─── Provided data

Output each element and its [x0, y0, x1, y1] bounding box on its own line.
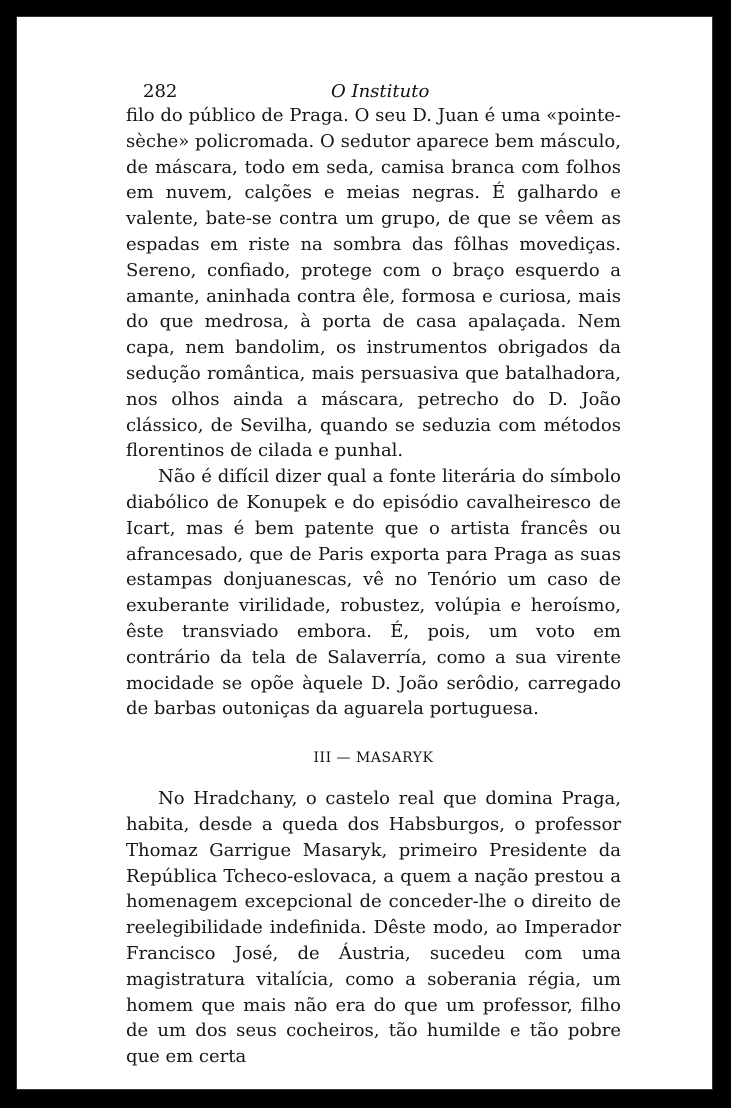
running-title: O Instituto [331, 81, 430, 102]
paragraph-1: filo do público de Praga. O seu D. Juan é uma «pointe-sèche» policromada. O sedutor aparece bem másculo, de máscara, todo em seda, camisa branca com folhos em nuvem, calções e meias negras. É galhardo e valente, bate-se contra um grupo, de que se vêem as espadas em riste na sombra das fôlhas movediças. Sereno, confiado, protege com o braço esquerdo a amante, aninhada contra êle, formosa e curiosa, mais do que medrosa, à porta de casa apalaçada. Nem capa, nem bandolim, os instrumentos obrigados da sedução romântica, mais persuasiva que batalhadora, nos olhos ainda a máscara, petrecho do D. João clássico, de Sevilha, quando se seduzia com métodos florentinos de cilada e punhal. [126, 105, 621, 462]
body-text [126, 103, 621, 1070]
page-number: 282 [143, 81, 178, 102]
paragraph-3: No Hradchany, o castelo real que domina Praga, habita, desde a queda dos Habsburgos, o professor Thomaz Garrigue Masaryk, primeiro Presidente da República Tcheco-eslovaca, a quem a nação prestou a homenagem excepcional de conceder-lhe o direito de reelegibilidade indefinida. Dêste modo, ao Imperador Francisco José, de Áustria, sucedeu com uma magistratura vitalícia, como a soberania régia, um homem que mais não era do que um professor, filho de um dos seus cocheiros, tão humilde e tão pobre que em certa [126, 788, 621, 1068]
section-heading: III — MASARYK [313, 750, 434, 767]
paragraph-2: Não é difícil dizer qual a fonte literária do símbolo diabólico de Konupek e do episódio cavalheiresco de Icart, mas é bem patente que o artista francês ou afrancesado, que de Paris exporta para Praga as suas estampas donjuanescas, vê no Tenório um caso de exuberante virilidade, robustez, volúpia e heroísmo, êste transviado embora. É, pois, um voto em contrário da tela de Salaverría, como a sua virente mocidade se opõe àquele D. João serôdio, carregado de barbas outoniças da aguarela portuguesa. [126, 466, 621, 720]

──────

[What to work on]:
Repeat the lines of the material word for word, starting with the line that contains "running-title: O Instituto" and going on through the line that contains "paragraph-1: filo do".

[Answer in full]:
running-title: O Instituto [331, 81, 430, 102]
paragraph-1: filo do público de Praga. O seu D. Juan é uma «pointe-sèche» policromada. O sedutor aparece bem másculo, de máscara, todo em seda, camisa branca com folhos em nuvem, calções e meias negras. É galhardo e valente, bate-se contra um grupo, de que se vêem as espadas em riste na sombra das fôlhas movediças. Sereno, confiado, protege com o braço esquerdo a amante, aninhada contra êle, formosa e curiosa, mais do que medrosa, à porta de casa apalaçada. Nem capa, nem bandolim, os instrumentos obrigados da sedução romântica, mais persuasiva que batalhadora, nos olhos ainda a máscara, petrecho do D. João clássico, de Sevilha, quando se seduzia com métodos florentinos de cilada e punhal. [126, 105, 621, 462]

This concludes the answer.